Requirement. Give the number of lines below that contain "physique", with no other output.

╭─ Material for this exercise

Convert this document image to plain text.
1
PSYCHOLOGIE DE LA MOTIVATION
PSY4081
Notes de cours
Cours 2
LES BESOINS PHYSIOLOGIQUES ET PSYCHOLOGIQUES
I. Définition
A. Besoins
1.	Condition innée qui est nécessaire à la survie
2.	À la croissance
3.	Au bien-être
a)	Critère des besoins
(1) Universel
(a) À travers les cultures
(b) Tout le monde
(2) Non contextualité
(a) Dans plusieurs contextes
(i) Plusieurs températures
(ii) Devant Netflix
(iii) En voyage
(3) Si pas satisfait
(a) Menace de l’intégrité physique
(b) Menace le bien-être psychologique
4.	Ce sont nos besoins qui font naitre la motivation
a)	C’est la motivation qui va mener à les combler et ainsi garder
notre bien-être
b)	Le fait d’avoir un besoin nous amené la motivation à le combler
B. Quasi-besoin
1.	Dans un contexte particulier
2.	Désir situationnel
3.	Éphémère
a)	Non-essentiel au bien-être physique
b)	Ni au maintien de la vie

╰─

Answer below. 2